───── ROWS ─────

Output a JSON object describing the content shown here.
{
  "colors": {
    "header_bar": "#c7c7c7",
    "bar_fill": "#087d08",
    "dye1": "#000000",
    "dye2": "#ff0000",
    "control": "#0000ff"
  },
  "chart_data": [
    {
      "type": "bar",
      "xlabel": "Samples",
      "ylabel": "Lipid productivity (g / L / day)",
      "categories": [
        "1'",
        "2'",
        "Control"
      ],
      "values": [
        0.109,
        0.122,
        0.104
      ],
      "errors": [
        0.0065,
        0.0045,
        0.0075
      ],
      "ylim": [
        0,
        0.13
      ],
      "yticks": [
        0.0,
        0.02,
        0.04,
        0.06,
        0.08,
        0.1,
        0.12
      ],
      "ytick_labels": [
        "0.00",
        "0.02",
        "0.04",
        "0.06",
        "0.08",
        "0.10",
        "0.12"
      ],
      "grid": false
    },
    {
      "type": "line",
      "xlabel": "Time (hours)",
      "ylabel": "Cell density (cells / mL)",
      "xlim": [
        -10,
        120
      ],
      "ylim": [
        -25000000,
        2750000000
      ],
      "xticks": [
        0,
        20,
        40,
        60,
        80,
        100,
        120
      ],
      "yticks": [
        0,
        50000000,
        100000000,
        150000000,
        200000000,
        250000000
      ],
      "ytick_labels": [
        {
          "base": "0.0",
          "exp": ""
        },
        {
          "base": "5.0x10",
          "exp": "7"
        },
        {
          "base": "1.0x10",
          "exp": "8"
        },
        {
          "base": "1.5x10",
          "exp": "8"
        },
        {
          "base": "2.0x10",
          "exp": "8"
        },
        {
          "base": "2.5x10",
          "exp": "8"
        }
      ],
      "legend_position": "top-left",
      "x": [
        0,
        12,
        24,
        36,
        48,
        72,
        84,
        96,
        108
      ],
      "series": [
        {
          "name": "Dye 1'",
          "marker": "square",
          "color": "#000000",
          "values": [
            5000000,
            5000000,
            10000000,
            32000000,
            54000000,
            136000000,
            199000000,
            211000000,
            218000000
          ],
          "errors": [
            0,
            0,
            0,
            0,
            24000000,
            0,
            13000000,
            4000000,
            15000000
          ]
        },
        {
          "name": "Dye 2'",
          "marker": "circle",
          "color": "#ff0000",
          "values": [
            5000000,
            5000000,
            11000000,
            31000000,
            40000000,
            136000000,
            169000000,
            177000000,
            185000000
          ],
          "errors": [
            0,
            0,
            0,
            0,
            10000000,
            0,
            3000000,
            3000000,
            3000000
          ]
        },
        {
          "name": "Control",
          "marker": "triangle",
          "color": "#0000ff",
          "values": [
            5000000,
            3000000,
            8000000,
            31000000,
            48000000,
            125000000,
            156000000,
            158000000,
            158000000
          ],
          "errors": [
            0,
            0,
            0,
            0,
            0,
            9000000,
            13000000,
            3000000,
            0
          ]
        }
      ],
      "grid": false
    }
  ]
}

─────

GIVEN INSTRUCTION ::
Repeat the entries exactly, all of them.

THE SOLUTION ::
Output a JSON object describing the content shown here.
{
  "colors": {
    "header_bar": "#c7c7c7",
    "bar_fill": "#087d08",
    "dye1": "#000000",
    "dye2": "#ff0000",
    "control": "#0000ff"
  },
  "chart_data": [
    {
      "type": "bar",
      "xlabel": "Samples",
      "ylabel": "Lipid productivity (g / L / day)",
      "categories": [
        "1'",
        "2'",
        "Control"
      ],
      "values": [
        0.109,
        0.122,
        0.104
      ],
      "errors": [
        0.0065,
        0.0045,
        0.0075
      ],
      "ylim": [
        0,
        0.13
      ],
      "yticks": [
        0.0,
        0.02,
        0.04,
        0.06,
        0.08,
        0.1,
        0.12
      ],
      "ytick_labels": [
        "0.00",
        "0.02",
        "0.04",
        "0.06",
        "0.08",
        "0.10",
        "0.12"
      ],
      "grid": false
    },
    {
      "type": "line",
      "xlabel": "Time (hours)",
      "ylabel": "Cell density (cells / mL)",
      "xlim": [
        -10,
        120
      ],
      "ylim": [
        -25000000,
        2750000000
      ],
      "xticks": [
        0,
        20,
        40,
        60,
        80,
        100,
        120
      ],
      "yticks": [
        0,
        50000000,
        100000000,
        150000000,
        200000000,
        250000000
      ],
      "ytick_labels": [
        {
          "base": "0.0",
          "exp": ""
        },
        {
          "base": "5.0x10",
          "exp": "7"
        },
        {
          "base": "1.0x10",
          "exp": "8"
        },
        {
          "base": "1.5x10",
          "exp": "8"
        },
        {
          "base": "2.0x10",
          "exp": "8"
        },
        {
          "base": "2.5x10",
          "exp": "8"
        }
      ],
      "legend_position": "top-left",
      "x": [
        0,
        12,
        24,
        36,
        48,
        72,
        84,
        96,
        108
      ],
      "series": [
        {
          "name": "Dye 1'",
          "marker": "square",
          "color": "#000000",
          "values": [
            5000000,
            5000000,
            10000000,
            32000000,
            54000000,
            136000000,
            199000000,
            211000000,
            218000000
          ],
          "errors": [
            0,
            0,
            0,
            0,
            24000000,
            0,
            13000000,
            4000000,
            15000000
          ]
        },
        {
          "name": "Dye 2'",
          "marker": "circle",
          "color": "#ff0000",
          "values": [
            5000000,
            5000000,
            11000000,
            31000000,
            40000000,
            136000000,
            169000000,
            177000000,
            185000000
          ],
          "errors": [
            0,
            0,
            0,
            0,
            10000000,
            0,
            3000000,
            3000000,
            3000000
          ]
        },
        {
          "name": "Control",
          "marker": "triangle",
          "color": "#0000ff",
          "values": [
            5000000,
            3000000,
            8000000,
            31000000,
            48000000,
            125000000,
            156000000,
            158000000,
            158000000
          ],
          "errors": [
            0,
            0,
            0,
            0,
            0,
            9000000,
            13000000,
            3000000,
            0
          ]
        }
      ],
      "grid": false
    }
  ]
}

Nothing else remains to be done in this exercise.